- YOUR OBJECTIVE: Extract, from the records beneath this instruction, each line that contains the word "xlabel".

##### DATA IN THIS EXERCISE #####

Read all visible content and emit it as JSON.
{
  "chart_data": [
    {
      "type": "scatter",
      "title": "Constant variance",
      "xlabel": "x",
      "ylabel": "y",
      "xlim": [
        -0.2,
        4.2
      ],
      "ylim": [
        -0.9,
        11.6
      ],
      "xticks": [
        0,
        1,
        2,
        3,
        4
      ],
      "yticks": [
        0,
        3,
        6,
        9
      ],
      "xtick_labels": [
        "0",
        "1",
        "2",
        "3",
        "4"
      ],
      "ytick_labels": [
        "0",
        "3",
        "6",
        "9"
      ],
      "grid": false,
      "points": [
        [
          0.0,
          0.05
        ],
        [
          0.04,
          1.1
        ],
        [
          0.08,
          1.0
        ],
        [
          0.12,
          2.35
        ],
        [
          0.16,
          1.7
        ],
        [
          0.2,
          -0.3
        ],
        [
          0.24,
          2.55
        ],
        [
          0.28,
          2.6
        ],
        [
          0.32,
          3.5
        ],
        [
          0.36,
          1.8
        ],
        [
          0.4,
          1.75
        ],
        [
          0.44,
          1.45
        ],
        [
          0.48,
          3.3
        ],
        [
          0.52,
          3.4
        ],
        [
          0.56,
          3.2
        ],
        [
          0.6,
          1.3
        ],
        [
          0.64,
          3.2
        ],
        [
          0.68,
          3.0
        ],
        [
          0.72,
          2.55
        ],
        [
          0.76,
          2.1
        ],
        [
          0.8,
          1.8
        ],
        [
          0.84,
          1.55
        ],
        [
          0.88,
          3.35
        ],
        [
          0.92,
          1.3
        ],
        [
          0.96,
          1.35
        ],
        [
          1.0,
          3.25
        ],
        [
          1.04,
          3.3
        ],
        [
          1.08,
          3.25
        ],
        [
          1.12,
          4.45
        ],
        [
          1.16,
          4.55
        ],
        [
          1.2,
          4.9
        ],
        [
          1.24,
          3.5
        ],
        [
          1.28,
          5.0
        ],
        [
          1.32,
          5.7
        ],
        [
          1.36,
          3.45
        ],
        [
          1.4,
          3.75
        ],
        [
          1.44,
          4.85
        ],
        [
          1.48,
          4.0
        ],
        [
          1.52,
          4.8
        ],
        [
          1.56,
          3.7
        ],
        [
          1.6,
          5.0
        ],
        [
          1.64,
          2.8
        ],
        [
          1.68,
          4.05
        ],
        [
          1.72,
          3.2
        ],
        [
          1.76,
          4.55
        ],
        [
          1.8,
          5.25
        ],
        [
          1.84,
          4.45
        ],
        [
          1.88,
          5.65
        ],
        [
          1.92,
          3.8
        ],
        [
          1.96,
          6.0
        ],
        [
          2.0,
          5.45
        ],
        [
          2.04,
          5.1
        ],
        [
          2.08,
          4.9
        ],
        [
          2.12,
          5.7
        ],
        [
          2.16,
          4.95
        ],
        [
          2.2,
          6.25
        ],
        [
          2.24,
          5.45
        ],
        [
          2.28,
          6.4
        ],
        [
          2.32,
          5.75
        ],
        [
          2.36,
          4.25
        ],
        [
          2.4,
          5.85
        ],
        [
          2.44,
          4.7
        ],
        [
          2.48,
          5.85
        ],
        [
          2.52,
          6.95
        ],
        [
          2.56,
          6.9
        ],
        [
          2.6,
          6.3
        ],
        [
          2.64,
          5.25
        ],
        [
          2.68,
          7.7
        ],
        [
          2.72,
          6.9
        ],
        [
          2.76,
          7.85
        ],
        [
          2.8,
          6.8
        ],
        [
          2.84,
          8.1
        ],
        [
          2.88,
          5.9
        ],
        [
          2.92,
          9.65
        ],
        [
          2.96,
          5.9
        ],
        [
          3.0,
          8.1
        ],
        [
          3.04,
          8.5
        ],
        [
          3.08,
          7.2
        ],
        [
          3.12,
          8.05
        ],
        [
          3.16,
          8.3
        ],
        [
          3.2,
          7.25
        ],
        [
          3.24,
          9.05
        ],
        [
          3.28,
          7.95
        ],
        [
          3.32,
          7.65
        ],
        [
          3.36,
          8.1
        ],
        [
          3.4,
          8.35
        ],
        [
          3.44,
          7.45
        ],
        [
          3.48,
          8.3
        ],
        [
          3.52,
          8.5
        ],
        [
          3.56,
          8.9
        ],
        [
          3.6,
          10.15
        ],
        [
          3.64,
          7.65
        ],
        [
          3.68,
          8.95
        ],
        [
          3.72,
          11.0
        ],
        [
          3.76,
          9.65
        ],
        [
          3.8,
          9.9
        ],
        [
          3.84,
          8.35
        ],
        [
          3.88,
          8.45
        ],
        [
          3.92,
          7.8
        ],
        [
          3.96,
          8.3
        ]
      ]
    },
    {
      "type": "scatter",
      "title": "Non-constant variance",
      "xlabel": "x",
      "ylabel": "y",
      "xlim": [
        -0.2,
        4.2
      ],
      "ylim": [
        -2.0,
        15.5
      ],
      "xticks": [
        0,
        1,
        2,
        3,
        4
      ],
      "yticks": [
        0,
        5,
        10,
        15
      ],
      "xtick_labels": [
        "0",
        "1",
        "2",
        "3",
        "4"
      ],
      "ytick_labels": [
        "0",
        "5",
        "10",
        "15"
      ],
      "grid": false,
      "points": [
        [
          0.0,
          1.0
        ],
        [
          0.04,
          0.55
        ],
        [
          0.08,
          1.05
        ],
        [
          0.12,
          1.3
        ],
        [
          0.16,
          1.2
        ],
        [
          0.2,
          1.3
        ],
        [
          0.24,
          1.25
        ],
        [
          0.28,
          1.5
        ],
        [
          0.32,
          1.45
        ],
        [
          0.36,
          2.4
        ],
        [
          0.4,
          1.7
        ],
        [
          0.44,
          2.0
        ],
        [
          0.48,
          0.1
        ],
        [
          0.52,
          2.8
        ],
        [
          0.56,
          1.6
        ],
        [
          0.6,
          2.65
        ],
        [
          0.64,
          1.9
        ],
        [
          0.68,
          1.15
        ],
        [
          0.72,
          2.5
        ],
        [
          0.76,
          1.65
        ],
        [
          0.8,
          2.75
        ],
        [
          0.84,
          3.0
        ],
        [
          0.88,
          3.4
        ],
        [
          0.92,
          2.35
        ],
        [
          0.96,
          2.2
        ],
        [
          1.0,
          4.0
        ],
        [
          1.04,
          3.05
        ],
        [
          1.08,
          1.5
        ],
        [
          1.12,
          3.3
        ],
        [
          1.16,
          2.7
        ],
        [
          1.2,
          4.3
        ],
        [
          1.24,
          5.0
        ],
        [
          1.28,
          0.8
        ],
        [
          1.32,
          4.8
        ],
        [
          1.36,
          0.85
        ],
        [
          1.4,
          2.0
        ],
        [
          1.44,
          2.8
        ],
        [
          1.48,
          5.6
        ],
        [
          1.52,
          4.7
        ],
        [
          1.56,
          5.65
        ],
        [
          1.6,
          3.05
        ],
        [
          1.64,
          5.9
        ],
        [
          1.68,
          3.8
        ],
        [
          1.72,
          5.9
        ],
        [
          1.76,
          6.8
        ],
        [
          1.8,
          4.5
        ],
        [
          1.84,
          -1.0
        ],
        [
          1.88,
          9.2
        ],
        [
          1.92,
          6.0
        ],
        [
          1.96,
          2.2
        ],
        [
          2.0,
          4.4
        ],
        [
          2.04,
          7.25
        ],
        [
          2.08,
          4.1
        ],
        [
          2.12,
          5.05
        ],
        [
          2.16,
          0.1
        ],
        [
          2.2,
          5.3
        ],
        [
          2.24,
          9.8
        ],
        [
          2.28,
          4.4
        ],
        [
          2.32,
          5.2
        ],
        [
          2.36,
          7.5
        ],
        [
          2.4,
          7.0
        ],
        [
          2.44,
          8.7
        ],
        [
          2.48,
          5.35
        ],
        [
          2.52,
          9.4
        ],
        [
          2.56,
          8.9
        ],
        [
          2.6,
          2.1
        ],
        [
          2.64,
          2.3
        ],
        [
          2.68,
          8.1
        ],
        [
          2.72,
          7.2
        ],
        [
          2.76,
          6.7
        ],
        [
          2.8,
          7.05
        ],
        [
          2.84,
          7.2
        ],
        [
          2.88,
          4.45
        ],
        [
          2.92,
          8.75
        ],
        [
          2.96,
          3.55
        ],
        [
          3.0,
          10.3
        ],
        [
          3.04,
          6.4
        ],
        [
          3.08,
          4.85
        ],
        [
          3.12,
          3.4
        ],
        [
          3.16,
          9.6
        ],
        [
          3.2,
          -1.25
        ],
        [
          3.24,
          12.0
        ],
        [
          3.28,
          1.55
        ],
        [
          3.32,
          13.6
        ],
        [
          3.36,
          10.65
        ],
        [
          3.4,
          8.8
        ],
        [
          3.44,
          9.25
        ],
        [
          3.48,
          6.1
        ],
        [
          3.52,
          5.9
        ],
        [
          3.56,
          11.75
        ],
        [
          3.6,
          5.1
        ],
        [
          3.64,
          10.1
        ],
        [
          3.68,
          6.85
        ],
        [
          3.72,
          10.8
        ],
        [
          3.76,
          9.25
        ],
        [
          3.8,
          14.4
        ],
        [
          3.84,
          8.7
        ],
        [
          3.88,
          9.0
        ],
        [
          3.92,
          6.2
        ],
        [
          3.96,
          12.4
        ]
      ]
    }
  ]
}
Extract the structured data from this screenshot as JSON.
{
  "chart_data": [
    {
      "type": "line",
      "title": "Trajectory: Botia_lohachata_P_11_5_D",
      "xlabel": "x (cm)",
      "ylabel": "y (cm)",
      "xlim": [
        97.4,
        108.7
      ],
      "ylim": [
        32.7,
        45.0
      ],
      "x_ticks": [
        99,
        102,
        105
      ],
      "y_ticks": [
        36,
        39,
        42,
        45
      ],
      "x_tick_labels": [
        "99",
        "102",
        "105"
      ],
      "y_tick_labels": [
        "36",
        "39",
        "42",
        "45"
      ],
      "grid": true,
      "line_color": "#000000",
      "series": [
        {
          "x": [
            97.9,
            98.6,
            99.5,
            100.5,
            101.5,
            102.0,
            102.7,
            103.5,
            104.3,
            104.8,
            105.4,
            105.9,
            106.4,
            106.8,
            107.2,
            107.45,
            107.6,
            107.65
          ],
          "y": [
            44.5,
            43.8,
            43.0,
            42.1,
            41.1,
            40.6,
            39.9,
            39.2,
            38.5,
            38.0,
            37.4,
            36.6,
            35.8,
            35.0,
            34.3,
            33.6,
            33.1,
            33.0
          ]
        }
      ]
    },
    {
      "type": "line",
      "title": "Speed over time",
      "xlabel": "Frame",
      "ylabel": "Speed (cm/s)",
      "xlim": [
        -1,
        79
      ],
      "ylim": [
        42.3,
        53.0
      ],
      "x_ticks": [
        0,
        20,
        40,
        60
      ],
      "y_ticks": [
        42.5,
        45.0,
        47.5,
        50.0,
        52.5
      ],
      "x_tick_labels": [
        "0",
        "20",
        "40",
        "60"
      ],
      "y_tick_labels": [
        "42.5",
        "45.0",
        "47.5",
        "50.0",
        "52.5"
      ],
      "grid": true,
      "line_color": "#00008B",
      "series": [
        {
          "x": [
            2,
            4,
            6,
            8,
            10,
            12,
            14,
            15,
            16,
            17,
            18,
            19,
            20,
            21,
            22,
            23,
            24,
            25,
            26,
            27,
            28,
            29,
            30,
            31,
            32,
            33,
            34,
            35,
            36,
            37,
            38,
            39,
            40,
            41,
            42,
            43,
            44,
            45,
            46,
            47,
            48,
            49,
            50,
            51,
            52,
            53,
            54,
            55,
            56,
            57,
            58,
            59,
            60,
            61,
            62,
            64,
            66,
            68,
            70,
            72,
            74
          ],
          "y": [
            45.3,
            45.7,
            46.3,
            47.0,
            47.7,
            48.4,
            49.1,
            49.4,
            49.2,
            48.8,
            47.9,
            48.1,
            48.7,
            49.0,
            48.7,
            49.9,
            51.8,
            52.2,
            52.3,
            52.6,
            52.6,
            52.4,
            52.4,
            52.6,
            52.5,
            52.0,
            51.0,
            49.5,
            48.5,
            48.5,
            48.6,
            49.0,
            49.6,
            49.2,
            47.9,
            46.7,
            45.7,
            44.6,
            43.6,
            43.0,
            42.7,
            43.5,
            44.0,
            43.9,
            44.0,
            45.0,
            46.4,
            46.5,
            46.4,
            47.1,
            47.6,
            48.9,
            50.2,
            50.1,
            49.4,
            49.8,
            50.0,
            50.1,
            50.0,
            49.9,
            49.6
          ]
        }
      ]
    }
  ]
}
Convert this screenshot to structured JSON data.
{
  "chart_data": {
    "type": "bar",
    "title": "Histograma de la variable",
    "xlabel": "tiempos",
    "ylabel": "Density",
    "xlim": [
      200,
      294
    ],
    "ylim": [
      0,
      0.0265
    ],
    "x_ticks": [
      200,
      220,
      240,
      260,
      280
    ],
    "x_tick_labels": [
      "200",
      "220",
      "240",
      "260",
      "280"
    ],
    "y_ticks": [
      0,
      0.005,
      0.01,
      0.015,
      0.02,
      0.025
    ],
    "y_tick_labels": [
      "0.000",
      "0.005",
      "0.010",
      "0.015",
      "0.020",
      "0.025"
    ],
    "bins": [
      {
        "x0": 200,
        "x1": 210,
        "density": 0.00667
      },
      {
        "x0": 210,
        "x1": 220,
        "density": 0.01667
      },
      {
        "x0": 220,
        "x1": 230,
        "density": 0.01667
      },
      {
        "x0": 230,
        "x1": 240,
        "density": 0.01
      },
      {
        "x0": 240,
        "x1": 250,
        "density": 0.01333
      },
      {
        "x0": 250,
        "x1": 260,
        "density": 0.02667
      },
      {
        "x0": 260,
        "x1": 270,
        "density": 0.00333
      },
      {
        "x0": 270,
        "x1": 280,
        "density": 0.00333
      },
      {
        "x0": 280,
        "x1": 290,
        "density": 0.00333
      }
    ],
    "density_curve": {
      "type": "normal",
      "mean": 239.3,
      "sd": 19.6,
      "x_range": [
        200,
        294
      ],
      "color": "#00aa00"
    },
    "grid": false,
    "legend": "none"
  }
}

#####

- TASK SOLUTION:
      "xlabel": "x",
      "xlabel": "x",
      "xlabel": "x (cm)",
      "xlabel": "Frame",
    "xlabel": "tiempos",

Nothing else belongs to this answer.